What the task requires: Gather all lines in the data that hold the string "Marketing".

═════ Provided information ═════

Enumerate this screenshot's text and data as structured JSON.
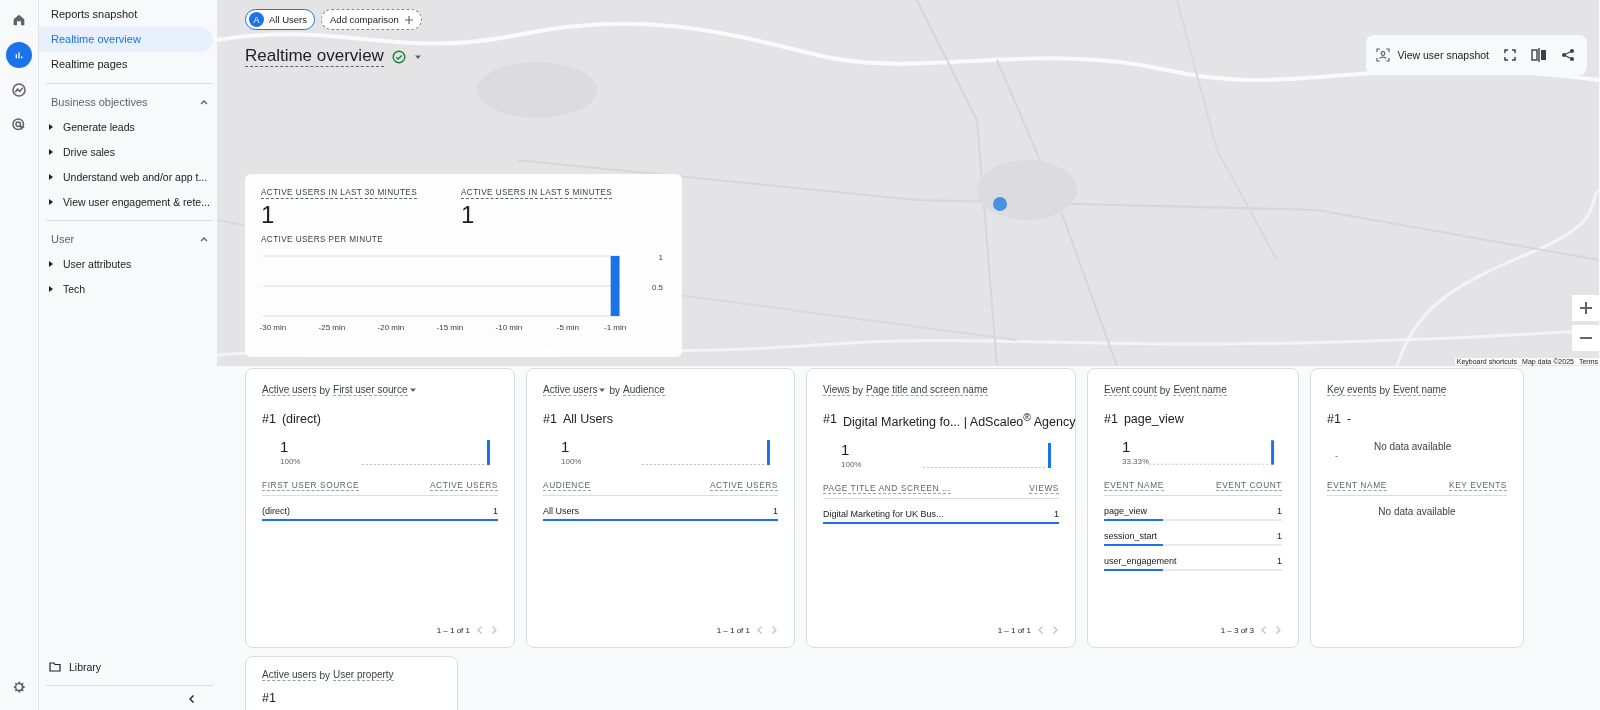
{
  "nav_rail": {
    "items": [
      {
        "kind": "home",
        "selected": false
      },
      {
        "kind": "reports",
        "selected": true
      },
      {
        "kind": "explore",
        "selected": false
      },
      {
        "kind": "advertising",
        "selected": false
      }
    ]
  },
  "sidebar": {
    "items": [
      {
        "label": "Reports snapshot",
        "selected": false
      },
      {
        "label": "Realtime overview",
        "selected": true
      },
      {
        "label": "Realtime pages",
        "selected": false
      }
    ],
    "sections": [
      {
        "title": "Business objectives",
        "expanded": true,
        "items": [
          {
            "label": "Generate leads",
            "expanded": false
          },
          {
            "label": "Drive sales",
            "expanded": false
          },
          {
            "label": "Understand web and/or app t...",
            "expanded": false
          },
          {
            "label": "View user engagement & rete...",
            "expanded": false
          }
        ]
      },
      {
        "title": "User",
        "expanded": true,
        "items": [
          {
            "label": "User attributes",
            "expanded": false
          },
          {
            "label": "Tech",
            "expanded": false
          }
        ]
      }
    ],
    "library": "Library"
  },
  "map": {
    "chips": [
      {
        "kind": "segment",
        "badge": "A",
        "label": "All Users"
      },
      {
        "kind": "add",
        "label": "Add comparison"
      }
    ],
    "title": "Realtime overview",
    "verified": true,
    "snapshot_button": "View user snapshot",
    "attribution": [
      "Keyboard shortcuts",
      "Map data ©2025",
      "Terms"
    ]
  },
  "realtime": {
    "stats": [
      {
        "label": "ACTIVE USERS IN LAST 30 MINUTES",
        "value": "1"
      },
      {
        "label": "ACTIVE USERS IN LAST 5 MINUTES",
        "value": "1"
      }
    ],
    "chart_title": "ACTIVE USERS PER MINUTE",
    "chart_data": {
      "type": "bar",
      "x": [
        -1
      ],
      "values": [
        1
      ],
      "xlim": [
        -30.5,
        -0.5
      ],
      "ylim": [
        0,
        1
      ],
      "xticks": [
        {
          "value": -30,
          "label": "-30 min"
        },
        {
          "value": -25,
          "label": "-25 min"
        },
        {
          "value": -20,
          "label": "-20 min"
        },
        {
          "value": -15,
          "label": "-15 min"
        },
        {
          "value": -10,
          "label": "-10 min"
        },
        {
          "value": -5,
          "label": "-5 min"
        },
        {
          "value": -1,
          "label": "-1 min"
        }
      ],
      "yticks": [
        {
          "value": 0.5,
          "label": "0.5"
        },
        {
          "value": 1,
          "label": "1"
        }
      ]
    }
  },
  "cards": [
    {
      "kind": "table",
      "title": {
        "metric": "Active users",
        "connector": "by",
        "dimension": "First user source",
        "metric_dropdown": false,
        "dimension_dropdown": true
      },
      "headline": {
        "rank": "#1",
        "name": "(direct)"
      },
      "value": "1",
      "share": "100%",
      "columns": [
        "FIRST USER SOURCE",
        "ACTIVE USERS"
      ],
      "rows": [
        {
          "label": "(direct)",
          "value": "1",
          "level": 1
        }
      ],
      "pagination": "1 – 1 of 1"
    },
    {
      "kind": "table",
      "title": {
        "metric": "Active users",
        "connector": "by",
        "dimension": "Audience",
        "metric_dropdown": true,
        "dimension_dropdown": false
      },
      "headline": {
        "rank": "#1",
        "name": "All Users"
      },
      "value": "1",
      "share": "100%",
      "columns": [
        "AUDIENCE",
        "ACTIVE USERS"
      ],
      "rows": [
        {
          "label": "All Users",
          "value": "1",
          "level": 1
        }
      ],
      "pagination": "1 – 1 of 1"
    },
    {
      "kind": "table",
      "title": {
        "metric": "Views",
        "connector": "by",
        "dimension": "Page title and screen name",
        "metric_dropdown": false,
        "dimension_dropdown": false
      },
      "headline": {
        "rank": "#1",
        "name": "Digital Marketing fo... | AdScaleo$^{®}$ Agency"
      },
      "value": "1",
      "share": "100%",
      "columns": [
        "PAGE TITLE AND SCREEN ...",
        "VIEWS"
      ],
      "rows": [
        {
          "label": "Digital Marketing for UK Bus...",
          "value": "1",
          "level": 1
        }
      ],
      "pagination": "1 – 1 of 1"
    },
    {
      "kind": "table",
      "title": {
        "metric": "Event count",
        "connector": "by",
        "dimension": "Event name",
        "metric_dropdown": false,
        "dimension_dropdown": false
      },
      "headline": {
        "rank": "#1",
        "name": "page_view"
      },
      "value": "1",
      "share": "33.33%",
      "columns": [
        "EVENT NAME",
        "EVENT COUNT"
      ],
      "rows": [
        {
          "label": "page_view",
          "value": "1",
          "level": 0.3333
        },
        {
          "label": "session_start",
          "value": "1",
          "level": 0.3333
        },
        {
          "label": "user_engagement",
          "value": "1",
          "level": 0.3333
        }
      ],
      "pagination": "1 – 3 of 3"
    },
    {
      "kind": "empty",
      "title": {
        "metric": "Key events",
        "connector": "by",
        "dimension": "Event name",
        "metric_dropdown": false,
        "dimension_dropdown": false
      },
      "headline": {
        "rank": "#1",
        "name": "-"
      },
      "value": "-",
      "message": "No data available",
      "columns": [
        "EVENT NAME",
        "KEY EVENTS"
      ],
      "table_message": "No data available"
    }
  ],
  "more_cards": [
    {
      "title": {
        "metric": "Active users",
        "connector": "by",
        "dimension": "User property"
      },
      "headline": {
        "rank": "#1"
      }
    }
  ]
}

═════

Output of the task:
        "name": "Digital Marketing fo... | AdScaleo$^{®}$ Agency"
          "label": "Digital Marketing for UK Bus...",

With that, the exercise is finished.